Extracted records:
========

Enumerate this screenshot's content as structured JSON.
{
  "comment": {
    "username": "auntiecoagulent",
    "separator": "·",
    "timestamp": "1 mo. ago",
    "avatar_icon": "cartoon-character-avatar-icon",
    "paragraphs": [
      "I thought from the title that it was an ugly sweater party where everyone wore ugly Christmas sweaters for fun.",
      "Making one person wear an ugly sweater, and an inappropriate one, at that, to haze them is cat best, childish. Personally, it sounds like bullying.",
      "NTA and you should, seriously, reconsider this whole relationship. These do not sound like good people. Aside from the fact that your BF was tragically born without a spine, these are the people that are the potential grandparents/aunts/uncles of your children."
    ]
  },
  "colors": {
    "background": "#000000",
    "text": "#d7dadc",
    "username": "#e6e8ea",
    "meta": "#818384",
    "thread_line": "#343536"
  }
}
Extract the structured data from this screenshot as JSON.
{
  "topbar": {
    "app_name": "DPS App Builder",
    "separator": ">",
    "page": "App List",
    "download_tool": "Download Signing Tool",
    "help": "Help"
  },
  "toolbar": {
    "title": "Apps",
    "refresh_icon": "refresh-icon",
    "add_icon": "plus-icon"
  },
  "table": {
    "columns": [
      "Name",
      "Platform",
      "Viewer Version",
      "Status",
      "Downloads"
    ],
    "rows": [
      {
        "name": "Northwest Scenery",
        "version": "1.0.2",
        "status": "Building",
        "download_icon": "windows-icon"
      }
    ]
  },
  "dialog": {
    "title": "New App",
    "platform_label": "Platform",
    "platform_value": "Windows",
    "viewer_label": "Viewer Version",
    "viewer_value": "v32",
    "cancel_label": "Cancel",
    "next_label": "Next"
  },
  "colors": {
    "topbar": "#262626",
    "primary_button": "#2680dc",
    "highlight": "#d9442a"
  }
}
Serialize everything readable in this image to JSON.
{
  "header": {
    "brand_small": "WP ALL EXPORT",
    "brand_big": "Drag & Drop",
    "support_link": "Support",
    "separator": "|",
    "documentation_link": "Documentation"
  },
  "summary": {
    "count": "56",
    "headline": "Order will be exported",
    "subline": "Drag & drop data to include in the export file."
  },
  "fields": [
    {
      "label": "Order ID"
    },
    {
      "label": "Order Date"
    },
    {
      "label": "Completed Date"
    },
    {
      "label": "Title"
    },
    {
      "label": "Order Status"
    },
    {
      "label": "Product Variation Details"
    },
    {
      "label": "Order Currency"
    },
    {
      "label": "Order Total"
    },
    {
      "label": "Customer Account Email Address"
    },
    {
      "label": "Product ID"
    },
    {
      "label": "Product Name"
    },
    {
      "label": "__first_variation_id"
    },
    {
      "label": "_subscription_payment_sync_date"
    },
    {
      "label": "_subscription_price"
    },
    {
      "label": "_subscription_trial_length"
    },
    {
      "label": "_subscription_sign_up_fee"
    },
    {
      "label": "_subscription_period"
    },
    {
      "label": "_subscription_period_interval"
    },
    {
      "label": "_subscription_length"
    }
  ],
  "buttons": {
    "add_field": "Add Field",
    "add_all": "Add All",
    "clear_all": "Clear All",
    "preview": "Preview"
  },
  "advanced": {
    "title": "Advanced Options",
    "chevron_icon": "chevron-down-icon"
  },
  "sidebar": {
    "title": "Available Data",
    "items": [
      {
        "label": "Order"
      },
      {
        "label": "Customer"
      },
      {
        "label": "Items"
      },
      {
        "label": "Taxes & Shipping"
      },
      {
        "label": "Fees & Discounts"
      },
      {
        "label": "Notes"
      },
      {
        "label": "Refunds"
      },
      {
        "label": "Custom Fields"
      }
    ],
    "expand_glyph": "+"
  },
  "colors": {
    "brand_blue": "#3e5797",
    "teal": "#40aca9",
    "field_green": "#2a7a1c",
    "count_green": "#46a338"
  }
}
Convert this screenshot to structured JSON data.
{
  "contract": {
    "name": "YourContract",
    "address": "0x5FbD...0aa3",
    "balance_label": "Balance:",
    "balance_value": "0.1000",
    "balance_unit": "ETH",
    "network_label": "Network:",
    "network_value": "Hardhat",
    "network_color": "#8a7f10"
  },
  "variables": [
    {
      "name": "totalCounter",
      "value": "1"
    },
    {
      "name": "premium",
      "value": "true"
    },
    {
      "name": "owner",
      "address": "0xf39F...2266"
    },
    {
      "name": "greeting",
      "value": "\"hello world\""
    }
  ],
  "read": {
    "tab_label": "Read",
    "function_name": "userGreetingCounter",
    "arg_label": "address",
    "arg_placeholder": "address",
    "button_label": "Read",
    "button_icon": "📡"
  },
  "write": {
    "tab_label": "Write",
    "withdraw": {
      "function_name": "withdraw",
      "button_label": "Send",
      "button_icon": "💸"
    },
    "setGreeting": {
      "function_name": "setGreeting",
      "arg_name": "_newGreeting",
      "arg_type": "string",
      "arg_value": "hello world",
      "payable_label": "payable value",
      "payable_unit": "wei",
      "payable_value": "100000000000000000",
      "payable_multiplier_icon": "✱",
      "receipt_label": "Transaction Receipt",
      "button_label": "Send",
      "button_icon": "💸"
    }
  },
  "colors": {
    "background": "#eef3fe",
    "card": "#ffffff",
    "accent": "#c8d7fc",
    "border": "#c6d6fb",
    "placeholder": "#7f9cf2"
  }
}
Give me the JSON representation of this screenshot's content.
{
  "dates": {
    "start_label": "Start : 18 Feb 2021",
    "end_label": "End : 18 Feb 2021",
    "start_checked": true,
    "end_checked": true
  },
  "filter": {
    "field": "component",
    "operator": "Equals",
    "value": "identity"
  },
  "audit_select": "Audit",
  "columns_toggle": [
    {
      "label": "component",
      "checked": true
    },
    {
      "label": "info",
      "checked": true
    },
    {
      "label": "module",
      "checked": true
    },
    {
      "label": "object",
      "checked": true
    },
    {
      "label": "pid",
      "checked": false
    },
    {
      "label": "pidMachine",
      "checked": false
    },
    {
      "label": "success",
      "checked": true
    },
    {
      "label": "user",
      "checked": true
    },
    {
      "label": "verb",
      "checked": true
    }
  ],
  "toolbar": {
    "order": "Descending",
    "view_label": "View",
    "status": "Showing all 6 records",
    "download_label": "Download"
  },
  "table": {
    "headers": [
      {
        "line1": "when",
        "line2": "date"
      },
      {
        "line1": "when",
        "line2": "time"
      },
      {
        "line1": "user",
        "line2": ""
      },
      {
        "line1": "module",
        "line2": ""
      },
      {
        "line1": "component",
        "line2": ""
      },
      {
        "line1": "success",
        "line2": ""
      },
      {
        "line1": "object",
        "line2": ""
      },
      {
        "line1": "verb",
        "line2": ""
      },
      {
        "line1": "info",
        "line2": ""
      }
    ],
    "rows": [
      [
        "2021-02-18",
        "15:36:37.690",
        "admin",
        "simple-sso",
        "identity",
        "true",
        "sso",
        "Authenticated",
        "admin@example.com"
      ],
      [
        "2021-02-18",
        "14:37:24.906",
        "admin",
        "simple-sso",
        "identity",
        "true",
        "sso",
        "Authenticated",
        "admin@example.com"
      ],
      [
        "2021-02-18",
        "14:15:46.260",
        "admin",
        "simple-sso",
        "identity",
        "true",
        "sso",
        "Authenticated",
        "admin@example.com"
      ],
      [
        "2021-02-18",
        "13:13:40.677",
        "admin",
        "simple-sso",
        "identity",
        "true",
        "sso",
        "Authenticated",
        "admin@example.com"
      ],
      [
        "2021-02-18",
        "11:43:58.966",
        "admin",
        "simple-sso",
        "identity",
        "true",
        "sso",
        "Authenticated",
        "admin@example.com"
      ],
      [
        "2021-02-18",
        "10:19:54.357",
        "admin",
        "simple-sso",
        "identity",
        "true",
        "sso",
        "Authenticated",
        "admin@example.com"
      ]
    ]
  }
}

========

### EXERCISE:
Examine the entries and report how many of their lines contain the string "JSON", giving no more than the number.

### TASK RESULT:
5